___ EXTRAIT DU DOCUMENT

A titre subsidiaire :

- constater l'engagement de la SCI Sea Invest de rembourser le compte courant d'associé de l'association au montant du passif définitif et, le cas échéant, des frais de procédure,

- constater au surplus que l'association a des perspectives d'activité lui permettant sans difficulté aucune de proposer un plan de redressement,

- dire et juger en conséquence qu'il n'y a pas lieu de prononcer la liquidation judiciaire.

Au soutien de son appel, elle fait valoir principalement que :

- le tribunal ne pouvait mettre fin à la période d'observation et prononcer la liquidation judiciaire, dès lors qu'en vertu de l'article 2 de l'ordonnance du 27 mars 2020 modifiée par l'ordonnance du 20 mai 2020, la période d'observation a été prorogée de plein droit jusqu'au 23 septembre 2020 inclus,

- il n'a, par ailleurs, en rien constaté que le redressement est impossible, mais seulement qu'elle serait en cessation des paiements,

- elle est créancière de la SCI Sea Invest à hauteur de plus de 500 000 euros, sachant que la SCI dispose d'un bien immobilier d'une grande valeur,

- la somme de 35 845,03 euros, réglée par la SCI à l'association, a été déposée en séquestre sur le compte Carpa, qui permettra le paiement du passif vérifié,

- la SCI Sea Invest s'engage également à rembourser son compte courant à hauteur de l'admission éventuelle de la créance « provisionnelle » et des éventuels frais de procédure taxés,

- elle est donc en mesure de proposer un plan de redressement,

- elle a déposé les rapports du commissaire aux comptes, M. [Z], relativement aux comptes annuels 2018 et 2019, dont il ressort que ses seuls revenus proviennent de dons qui ne sont cependant en rien affectés de sorte qu'ils peuvent servir à l'apurement du passif,

- elle devrait pouvoir commencer son activité grâce à l'achèvement des travaux dans le bâtiment appartenant à la SCI Sea Invest et à la mise à disposition par l'association Terre de France d'une salle de classe les mercredis, samedis et dimanches pour pouvoir commencer à dispenser des cours de calcul mental,

- le prévisionnel d'activité, tel qu'il a été établi par le cabinet d'expertise comptable AMP Conseils fait état d'un chiffre d'affaires de 78 000 euros en 2020/2021, de 81 630 euros en 2021/2022 et de 85 630 euros en 2022/2023 sans prise en compte des dons.

______
___ MATÉRIEL FOURNI

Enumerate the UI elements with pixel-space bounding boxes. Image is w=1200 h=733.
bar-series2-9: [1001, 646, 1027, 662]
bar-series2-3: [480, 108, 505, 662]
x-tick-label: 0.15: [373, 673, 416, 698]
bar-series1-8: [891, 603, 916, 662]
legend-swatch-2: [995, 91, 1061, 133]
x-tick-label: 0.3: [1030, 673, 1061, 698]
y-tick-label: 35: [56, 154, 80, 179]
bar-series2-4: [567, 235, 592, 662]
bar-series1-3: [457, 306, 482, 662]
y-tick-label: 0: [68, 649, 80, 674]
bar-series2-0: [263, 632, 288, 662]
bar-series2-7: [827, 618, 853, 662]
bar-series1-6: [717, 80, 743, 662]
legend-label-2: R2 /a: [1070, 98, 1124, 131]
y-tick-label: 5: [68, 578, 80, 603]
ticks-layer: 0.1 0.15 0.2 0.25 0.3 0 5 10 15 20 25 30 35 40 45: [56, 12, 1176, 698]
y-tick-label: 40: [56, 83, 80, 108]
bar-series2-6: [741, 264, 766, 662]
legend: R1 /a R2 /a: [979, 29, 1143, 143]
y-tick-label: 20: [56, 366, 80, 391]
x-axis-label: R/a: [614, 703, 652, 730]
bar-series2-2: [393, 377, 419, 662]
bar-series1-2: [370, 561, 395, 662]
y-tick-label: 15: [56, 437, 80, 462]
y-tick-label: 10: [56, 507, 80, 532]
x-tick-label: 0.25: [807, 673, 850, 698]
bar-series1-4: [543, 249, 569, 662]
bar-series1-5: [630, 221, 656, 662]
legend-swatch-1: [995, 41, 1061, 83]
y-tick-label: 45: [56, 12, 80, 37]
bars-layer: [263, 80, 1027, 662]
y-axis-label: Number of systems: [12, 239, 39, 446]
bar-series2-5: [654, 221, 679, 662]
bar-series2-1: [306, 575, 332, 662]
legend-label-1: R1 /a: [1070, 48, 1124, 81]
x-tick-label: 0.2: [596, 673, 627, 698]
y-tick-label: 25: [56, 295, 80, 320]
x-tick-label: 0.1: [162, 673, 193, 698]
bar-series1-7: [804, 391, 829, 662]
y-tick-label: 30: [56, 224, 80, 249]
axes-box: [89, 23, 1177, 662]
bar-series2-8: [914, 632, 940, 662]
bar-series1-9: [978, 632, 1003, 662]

______
___ MATÉRIEL FOURNI

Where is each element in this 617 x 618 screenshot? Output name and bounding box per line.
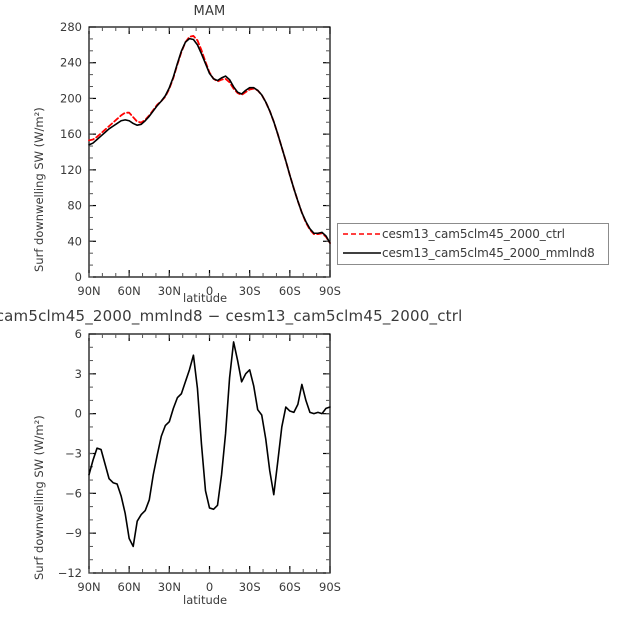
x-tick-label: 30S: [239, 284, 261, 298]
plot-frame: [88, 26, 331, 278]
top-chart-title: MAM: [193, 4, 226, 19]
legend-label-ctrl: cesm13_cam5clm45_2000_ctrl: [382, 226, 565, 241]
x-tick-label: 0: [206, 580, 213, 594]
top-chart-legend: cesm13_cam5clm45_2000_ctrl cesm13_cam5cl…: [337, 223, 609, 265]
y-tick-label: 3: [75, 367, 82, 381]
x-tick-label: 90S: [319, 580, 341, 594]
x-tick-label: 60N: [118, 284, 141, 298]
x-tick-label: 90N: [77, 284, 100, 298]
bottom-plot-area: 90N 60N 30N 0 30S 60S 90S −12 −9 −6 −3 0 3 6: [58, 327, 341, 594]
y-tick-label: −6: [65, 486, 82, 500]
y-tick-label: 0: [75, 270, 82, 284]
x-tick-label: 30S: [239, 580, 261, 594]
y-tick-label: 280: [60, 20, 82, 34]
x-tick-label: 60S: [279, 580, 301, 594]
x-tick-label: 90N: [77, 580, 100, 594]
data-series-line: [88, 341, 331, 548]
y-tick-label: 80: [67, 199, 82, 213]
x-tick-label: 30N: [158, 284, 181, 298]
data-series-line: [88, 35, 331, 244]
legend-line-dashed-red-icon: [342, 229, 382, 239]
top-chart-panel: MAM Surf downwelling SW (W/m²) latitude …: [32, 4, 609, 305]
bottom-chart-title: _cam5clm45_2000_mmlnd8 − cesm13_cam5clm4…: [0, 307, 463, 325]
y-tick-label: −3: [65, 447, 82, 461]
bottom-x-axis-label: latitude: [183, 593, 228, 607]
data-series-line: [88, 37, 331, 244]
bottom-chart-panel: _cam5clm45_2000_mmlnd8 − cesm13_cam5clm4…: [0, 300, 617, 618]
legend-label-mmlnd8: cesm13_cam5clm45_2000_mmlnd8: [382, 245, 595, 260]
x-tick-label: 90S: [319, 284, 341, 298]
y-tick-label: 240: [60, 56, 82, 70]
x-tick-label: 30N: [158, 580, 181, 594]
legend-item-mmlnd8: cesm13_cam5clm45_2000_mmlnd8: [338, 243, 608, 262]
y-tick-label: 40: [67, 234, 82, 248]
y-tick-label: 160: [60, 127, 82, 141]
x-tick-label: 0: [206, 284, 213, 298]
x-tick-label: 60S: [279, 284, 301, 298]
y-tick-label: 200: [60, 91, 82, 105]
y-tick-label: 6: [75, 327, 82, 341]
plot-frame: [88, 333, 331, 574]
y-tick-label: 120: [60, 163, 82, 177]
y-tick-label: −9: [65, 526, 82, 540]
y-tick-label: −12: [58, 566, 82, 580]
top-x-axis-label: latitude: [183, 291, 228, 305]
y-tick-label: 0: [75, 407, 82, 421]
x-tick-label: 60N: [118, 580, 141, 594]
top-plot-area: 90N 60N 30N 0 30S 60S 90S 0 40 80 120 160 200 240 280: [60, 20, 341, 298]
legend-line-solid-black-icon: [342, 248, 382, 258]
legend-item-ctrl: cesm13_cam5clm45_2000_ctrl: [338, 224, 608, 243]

______

CONSIGNES.
**1.** Relevez dans l'extrait toutes les sommes exprimées en euros.
**2.** Citez la partie de l'extrait qui s'ouvre sur les mots contenant "- constater au" et se termine par "la liquidation judiciaire.".

CORRIGÉ.
**1.**
- plus de 500 000 euros
- 35 845,03 euros
- 78 000 euros
- 81 630 euros
- 85 630 euros

**2.**
- constater au surplus que l'association a des perspectives d'activité lui permettant sans difficulté aucune de proposer un plan de redressement,

- dire et juger en conséquence qu'il n'y a pas lieu de prononcer la liquidation judiciaire.